Extract all of the entries and give them again, word for word.
──────────
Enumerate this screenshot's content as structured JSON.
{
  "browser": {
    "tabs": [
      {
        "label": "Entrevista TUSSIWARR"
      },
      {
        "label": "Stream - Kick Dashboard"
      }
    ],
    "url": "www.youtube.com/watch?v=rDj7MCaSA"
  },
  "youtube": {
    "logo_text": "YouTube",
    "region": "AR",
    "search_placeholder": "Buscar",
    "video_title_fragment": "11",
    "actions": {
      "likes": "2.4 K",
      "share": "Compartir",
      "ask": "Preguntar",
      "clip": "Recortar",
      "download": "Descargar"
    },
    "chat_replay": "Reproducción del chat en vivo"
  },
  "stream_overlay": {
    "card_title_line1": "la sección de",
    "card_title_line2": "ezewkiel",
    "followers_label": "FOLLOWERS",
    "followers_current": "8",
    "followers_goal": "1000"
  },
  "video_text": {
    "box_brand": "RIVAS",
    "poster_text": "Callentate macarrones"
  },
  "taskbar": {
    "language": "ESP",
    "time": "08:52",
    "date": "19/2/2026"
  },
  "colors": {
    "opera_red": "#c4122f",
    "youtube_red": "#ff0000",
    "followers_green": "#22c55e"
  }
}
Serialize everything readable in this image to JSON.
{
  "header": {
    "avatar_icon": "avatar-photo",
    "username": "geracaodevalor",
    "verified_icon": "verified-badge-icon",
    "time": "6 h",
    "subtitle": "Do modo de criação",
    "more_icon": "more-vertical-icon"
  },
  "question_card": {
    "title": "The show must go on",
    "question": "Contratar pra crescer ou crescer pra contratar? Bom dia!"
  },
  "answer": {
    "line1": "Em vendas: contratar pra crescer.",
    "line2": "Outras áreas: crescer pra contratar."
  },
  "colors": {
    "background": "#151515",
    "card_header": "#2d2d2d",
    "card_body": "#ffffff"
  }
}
──────────
Finished task
Enumerate this screenshot's content as structured JSON.
{
  "browser": {
    "tabs": [
      {
        "label": "Entrevista TUSSIWARR"
      },
      {
        "label": "Stream - Kick Dashboard"
      }
    ],
    "url": "www.youtube.com/watch?v=rDj7MCaSA"
  },
  "youtube": {
    "logo_text": "YouTube",
    "region": "AR",
    "search_placeholder": "Buscar",
    "video_title_fragment": "11",
    "actions": {
      "likes": "2.4 K",
      "share": "Compartir",
      "ask": "Preguntar",
      "clip": "Recortar",
      "download": "Descargar"
    },
    "chat_replay": "Reproducción del chat en vivo"
  },
  "stream_overlay": {
    "card_title_line1": "la sección de",
    "card_title_line2": "ezewkiel",
    "followers_label": "FOLLOWERS",
    "followers_current": "8",
    "followers_goal": "1000"
  },
  "video_text": {
    "box_brand": "RIVAS",
    "poster_text": "Callentate macarrones"
  },
  "taskbar": {
    "language": "ESP",
    "time": "08:52",
    "date": "19/2/2026"
  },
  "colors": {
    "opera_red": "#c4122f",
    "youtube_red": "#ff0000",
    "followers_green": "#22c55e"
  }
}
Serialize everything readable in this image to JSON.
{
  "header": {
    "avatar_icon": "avatar-photo",
    "username": "geracaodevalor",
    "verified_icon": "verified-badge-icon",
    "time": "6 h",
    "subtitle": "Do modo de criação",
    "more_icon": "more-vertical-icon"
  },
  "question_card": {
    "title": "The show must go on",
    "question": "Contratar pra crescer ou crescer pra contratar? Bom dia!"
  },
  "answer": {
    "line1": "Em vendas: contratar pra crescer.",
    "line2": "Outras áreas: crescer pra contratar."
  },
  "colors": {
    "background": "#151515",
    "card_header": "#2d2d2d",
    "card_body": "#ffffff"
  }
}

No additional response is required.